**Excerpt to read**
COVID Accelerates Progression Of Dementia: Study
New Delhi: Since the outbreak of COVID-19, neurologists have been noticing acute and long-term neurological impacts of the infectious coronavirus disease.
In the absence of clear insights into COVID’s effect on human cognition, neurologists have often referred to it as ‘brain fog’.
A team of health experts from West Bengal has proposed a new term ‘Fade In Memory’ – that is, “fatigue, decreased fluency, attention deficit, depression, executive dysfunction, slowed information processing speed, and subcortical memory impairment” — to better describe the cognitive effects, reported Timesnownews.com.
The researchers studied the effects of COVID-19 on cognitive impairment in 14 patients with pre-existing dementia. Of the patients who were studied, 4 already had Alzheimer’s, 5 vascular dementia, 3 Parkinson’s and 2 behavioural variant of frontotemporal dementia.
The results of the study, published in Journal of Alzheimer’s Disease Reports, showed that patients with different subtypes of dementia experienced rapidly progressive dementia after contracting coronavirus infection.
“As the ageing population and dementia are increasing globally, we believe pattern recognition of COVID-19-associated cognitive deficits is urgently needed to distinguish between COVID-associated cognitive impairments per se and other types of dementia,” said Dr Souvik Dubey, from Bangur Institute of Neurosciences (BIN) Kolkata’s Department of Neuromedicine.

Items listed in a dataset:
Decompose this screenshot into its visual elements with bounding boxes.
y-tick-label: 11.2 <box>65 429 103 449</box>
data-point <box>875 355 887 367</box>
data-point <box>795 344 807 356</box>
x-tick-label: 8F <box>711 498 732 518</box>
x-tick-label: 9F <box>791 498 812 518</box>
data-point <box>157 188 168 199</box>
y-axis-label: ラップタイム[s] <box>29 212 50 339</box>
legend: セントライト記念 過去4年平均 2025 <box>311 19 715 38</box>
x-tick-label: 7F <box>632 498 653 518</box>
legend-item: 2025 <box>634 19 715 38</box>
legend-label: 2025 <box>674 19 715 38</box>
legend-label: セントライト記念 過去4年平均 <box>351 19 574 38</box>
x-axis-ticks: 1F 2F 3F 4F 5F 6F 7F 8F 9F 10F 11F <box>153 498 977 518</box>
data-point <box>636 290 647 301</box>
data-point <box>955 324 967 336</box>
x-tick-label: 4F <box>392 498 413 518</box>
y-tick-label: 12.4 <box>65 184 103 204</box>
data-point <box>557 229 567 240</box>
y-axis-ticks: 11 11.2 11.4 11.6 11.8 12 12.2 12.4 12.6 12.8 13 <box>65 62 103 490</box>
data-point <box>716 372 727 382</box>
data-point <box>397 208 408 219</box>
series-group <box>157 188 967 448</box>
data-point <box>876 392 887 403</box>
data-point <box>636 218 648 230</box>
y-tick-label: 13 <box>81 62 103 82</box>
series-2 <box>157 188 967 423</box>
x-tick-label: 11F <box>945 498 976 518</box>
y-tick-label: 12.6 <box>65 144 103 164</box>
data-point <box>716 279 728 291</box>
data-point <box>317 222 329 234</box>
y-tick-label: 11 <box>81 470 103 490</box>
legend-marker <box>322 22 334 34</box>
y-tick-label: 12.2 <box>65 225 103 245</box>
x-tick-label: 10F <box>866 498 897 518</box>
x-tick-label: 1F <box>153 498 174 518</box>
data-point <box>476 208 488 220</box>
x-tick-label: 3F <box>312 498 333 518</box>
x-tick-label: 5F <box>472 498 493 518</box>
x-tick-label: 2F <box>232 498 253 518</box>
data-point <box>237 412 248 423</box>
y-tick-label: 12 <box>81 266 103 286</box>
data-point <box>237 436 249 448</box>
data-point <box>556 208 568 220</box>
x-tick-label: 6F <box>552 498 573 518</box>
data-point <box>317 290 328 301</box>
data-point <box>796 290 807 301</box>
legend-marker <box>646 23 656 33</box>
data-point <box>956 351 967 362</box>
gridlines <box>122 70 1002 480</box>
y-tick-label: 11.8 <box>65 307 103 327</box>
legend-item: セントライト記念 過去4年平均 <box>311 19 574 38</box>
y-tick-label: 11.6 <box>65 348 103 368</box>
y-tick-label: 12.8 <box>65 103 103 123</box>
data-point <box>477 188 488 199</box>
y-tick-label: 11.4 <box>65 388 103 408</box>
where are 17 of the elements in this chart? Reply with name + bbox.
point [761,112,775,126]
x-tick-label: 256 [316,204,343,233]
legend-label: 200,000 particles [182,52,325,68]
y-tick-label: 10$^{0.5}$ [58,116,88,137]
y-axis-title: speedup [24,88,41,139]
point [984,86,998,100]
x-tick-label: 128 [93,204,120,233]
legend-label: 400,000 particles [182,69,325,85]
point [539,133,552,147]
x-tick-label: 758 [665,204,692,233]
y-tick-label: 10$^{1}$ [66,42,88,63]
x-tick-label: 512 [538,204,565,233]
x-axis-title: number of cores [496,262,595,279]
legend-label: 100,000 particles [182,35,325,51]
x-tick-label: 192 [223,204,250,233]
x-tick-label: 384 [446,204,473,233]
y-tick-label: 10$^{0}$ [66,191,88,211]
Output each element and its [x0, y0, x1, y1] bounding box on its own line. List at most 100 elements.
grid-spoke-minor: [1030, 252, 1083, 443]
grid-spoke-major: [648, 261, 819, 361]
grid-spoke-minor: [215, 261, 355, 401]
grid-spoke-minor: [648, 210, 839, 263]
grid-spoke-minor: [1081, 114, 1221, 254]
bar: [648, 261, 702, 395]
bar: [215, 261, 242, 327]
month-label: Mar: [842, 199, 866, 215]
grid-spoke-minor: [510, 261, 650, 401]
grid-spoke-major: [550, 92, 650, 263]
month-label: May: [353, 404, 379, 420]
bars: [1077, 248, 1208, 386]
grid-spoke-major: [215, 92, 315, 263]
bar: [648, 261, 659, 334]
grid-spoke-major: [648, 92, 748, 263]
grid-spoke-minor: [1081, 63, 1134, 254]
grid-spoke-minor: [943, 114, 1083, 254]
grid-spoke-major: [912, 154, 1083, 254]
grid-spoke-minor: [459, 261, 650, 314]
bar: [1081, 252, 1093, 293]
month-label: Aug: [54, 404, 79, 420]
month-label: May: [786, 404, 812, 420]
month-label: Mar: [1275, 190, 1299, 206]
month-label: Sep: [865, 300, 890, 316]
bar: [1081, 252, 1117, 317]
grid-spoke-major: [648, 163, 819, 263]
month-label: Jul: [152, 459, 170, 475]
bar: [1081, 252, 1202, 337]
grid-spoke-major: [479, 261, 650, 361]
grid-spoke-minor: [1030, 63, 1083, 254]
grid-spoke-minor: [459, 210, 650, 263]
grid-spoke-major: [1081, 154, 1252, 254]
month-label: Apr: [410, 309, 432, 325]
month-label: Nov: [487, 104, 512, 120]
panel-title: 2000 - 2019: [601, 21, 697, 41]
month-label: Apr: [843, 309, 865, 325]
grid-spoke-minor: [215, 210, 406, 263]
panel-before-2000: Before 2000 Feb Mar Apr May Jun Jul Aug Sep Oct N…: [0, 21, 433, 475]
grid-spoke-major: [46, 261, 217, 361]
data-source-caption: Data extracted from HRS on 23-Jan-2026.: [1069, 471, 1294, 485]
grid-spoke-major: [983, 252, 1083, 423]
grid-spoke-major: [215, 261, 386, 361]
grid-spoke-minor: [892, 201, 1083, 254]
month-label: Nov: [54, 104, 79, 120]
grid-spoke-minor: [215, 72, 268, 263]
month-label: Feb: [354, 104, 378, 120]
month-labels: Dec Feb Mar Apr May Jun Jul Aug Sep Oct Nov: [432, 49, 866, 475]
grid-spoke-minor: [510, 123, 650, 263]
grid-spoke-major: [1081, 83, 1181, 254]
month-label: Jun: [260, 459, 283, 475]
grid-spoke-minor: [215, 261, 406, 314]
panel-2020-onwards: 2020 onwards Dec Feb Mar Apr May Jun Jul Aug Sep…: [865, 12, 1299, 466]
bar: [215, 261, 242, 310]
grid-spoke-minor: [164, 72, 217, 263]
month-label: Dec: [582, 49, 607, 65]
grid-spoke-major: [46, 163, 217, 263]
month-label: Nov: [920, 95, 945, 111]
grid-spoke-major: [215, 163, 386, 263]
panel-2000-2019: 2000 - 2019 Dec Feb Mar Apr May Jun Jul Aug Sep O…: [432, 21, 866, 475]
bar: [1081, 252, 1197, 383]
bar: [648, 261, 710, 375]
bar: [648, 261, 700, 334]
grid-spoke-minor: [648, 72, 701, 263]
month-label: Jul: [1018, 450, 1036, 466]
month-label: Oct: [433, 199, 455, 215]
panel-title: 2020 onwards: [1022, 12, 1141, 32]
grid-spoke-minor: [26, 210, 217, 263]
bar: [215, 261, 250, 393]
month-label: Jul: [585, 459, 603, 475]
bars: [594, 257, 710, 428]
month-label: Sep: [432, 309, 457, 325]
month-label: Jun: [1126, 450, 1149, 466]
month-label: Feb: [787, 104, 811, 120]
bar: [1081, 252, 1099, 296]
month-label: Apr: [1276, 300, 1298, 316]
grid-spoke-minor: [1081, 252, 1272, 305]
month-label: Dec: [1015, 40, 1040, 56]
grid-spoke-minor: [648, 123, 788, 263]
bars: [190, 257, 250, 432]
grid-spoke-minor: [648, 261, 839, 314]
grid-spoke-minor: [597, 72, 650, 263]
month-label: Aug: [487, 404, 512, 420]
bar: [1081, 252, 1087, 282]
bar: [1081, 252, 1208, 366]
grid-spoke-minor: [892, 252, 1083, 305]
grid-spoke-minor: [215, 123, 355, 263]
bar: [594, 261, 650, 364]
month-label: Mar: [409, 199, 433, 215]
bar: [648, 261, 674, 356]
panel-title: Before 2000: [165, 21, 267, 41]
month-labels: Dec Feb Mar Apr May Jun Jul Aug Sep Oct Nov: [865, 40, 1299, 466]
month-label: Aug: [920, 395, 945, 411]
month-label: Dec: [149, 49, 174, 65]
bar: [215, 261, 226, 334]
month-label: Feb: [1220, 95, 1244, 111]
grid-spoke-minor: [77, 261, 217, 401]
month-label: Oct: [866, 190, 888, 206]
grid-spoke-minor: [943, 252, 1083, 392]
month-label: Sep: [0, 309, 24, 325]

**Questions to answer**
**a.** Using the article on COVID and dementia, decide whether each statement agrees with it: (i) the study looked at 14 patients who already had dementia; (ii) five of the patients studied had Alzheimer's; (iii) the results appeared in the Journal of Alzheimer's Disease Reports. For each, answer yes or no and quote the words of the article that settle it.
**b.** According to the article on COVID and dementia, which department and institute is Dr Souvik Dubey from?
**c.** Please carry the article on COVID and dementia further, picking up after its last sentence.

**Solved problems**
**a.**
(i) Yes: "The researchers studied the effects of COVID-19 on cognitive impairment in 14 patients with pre-existing dementia."
(ii) No: "4 already had Alzheimer’s"
(iii) Yes: "published in Journal of Alzheimer’s Disease Reports"

**b.** He is from the Department of Neuromedicine at the Bangur Institute of Neurosciences (BIN) in Kolkata.

**c.**
The team found that irrespective of the patient’s previous dementia type, the line of demarcation between different types of dementia became extremely blurry, post-COVID.
Researchers observed that characteristics of a particular type of dementia changed following COVID-19, and both degenerative and vascular dementia started behaving like mixed dementia — clinically and radiologically.
Patients with slowly progressive dementia, who were previously cognitively stable, were seen to take a rapidly and aggressively deteriorating course.
The researchers explained that the rapid progression of dementia, further impairments/deterioration of cognitive abilities, and the increase or new appearance of white matter lesions suggest that previously compromised brains have little defence to withstand a new onslaught, that is, a ‘second hit’ like infection/dysregulated immune response and inflammation.